** Records that describe figures **
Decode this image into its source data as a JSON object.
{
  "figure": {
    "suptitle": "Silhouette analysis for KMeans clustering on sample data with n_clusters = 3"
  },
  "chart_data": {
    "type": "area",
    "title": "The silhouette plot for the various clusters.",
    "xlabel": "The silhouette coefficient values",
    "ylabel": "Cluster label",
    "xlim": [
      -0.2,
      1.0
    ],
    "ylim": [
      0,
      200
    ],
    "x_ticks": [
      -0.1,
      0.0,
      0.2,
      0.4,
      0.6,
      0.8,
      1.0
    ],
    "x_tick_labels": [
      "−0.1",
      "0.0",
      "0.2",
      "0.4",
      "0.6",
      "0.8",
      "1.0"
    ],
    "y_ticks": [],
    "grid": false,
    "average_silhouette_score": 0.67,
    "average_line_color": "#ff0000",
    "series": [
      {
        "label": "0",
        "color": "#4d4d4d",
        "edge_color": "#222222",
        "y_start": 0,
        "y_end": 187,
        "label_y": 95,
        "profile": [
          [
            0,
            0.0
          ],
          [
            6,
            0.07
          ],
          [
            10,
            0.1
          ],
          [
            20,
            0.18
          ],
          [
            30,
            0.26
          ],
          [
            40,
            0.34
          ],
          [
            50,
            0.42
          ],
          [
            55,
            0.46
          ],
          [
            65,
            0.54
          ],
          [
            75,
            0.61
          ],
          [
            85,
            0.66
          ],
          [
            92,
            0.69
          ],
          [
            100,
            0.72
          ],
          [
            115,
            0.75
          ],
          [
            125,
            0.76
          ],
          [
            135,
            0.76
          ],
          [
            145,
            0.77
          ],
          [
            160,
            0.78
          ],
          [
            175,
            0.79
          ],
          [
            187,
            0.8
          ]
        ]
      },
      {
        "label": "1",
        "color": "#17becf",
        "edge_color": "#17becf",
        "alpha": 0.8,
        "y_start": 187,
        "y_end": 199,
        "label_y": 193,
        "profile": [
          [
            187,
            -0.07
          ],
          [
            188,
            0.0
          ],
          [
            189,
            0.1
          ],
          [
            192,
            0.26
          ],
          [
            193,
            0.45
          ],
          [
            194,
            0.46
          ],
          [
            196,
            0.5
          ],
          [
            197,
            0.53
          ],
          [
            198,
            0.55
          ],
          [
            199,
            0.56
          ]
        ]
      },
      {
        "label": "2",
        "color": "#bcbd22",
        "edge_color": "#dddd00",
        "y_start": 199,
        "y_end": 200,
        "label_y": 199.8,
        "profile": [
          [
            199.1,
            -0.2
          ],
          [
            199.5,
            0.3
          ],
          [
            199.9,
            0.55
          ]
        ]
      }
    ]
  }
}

** PROBLEM TO WORK ON **
Output the entries verbatim.

** EXPECTED OUTPUT **
Decode this image into its source data as a JSON object.
{
  "figure": {
    "suptitle": "Silhouette analysis for KMeans clustering on sample data with n_clusters = 3"
  },
  "chart_data": {
    "type": "area",
    "title": "The silhouette plot for the various clusters.",
    "xlabel": "The silhouette coefficient values",
    "ylabel": "Cluster label",
    "xlim": [
      -0.2,
      1.0
    ],
    "ylim": [
      0,
      200
    ],
    "x_ticks": [
      -0.1,
      0.0,
      0.2,
      0.4,
      0.6,
      0.8,
      1.0
    ],
    "x_tick_labels": [
      "−0.1",
      "0.0",
      "0.2",
      "0.4",
      "0.6",
      "0.8",
      "1.0"
    ],
    "y_ticks": [],
    "grid": false,
    "average_silhouette_score": 0.67,
    "average_line_color": "#ff0000",
    "series": [
      {
        "label": "0",
        "color": "#4d4d4d",
        "edge_color": "#222222",
        "y_start": 0,
        "y_end": 187,
        "label_y": 95,
        "profile": [
          [
            0,
            0.0
          ],
          [
            6,
            0.07
          ],
          [
            10,
            0.1
          ],
          [
            20,
            0.18
          ],
          [
            30,
            0.26
          ],
          [
            40,
            0.34
          ],
          [
            50,
            0.42
          ],
          [
            55,
            0.46
          ],
          [
            65,
            0.54
          ],
          [
            75,
            0.61
          ],
          [
            85,
            0.66
          ],
          [
            92,
            0.69
          ],
          [
            100,
            0.72
          ],
          [
            115,
            0.75
          ],
          [
            125,
            0.76
          ],
          [
            135,
            0.76
          ],
          [
            145,
            0.77
          ],
          [
            160,
            0.78
          ],
          [
            175,
            0.79
          ],
          [
            187,
            0.8
          ]
        ]
      },
      {
        "label": "1",
        "color": "#17becf",
        "edge_color": "#17becf",
        "alpha": 0.8,
        "y_start": 187,
        "y_end": 199,
        "label_y": 193,
        "profile": [
          [
            187,
            -0.07
          ],
          [
            188,
            0.0
          ],
          [
            189,
            0.1
          ],
          [
            192,
            0.26
          ],
          [
            193,
            0.45
          ],
          [
            194,
            0.46
          ],
          [
            196,
            0.5
          ],
          [
            197,
            0.53
          ],
          [
            198,
            0.55
          ],
          [
            199,
            0.56
          ]
        ]
      },
      {
        "label": "2",
        "color": "#bcbd22",
        "edge_color": "#dddd00",
        "y_start": 199,
        "y_end": 200,
        "label_y": 199.8,
        "profile": [
          [
            199.1,
            -0.2
          ],
          [
            199.5,
            0.3
          ],
          [
            199.9,
            0.55
          ]
        ]
      }
    ]
  }
}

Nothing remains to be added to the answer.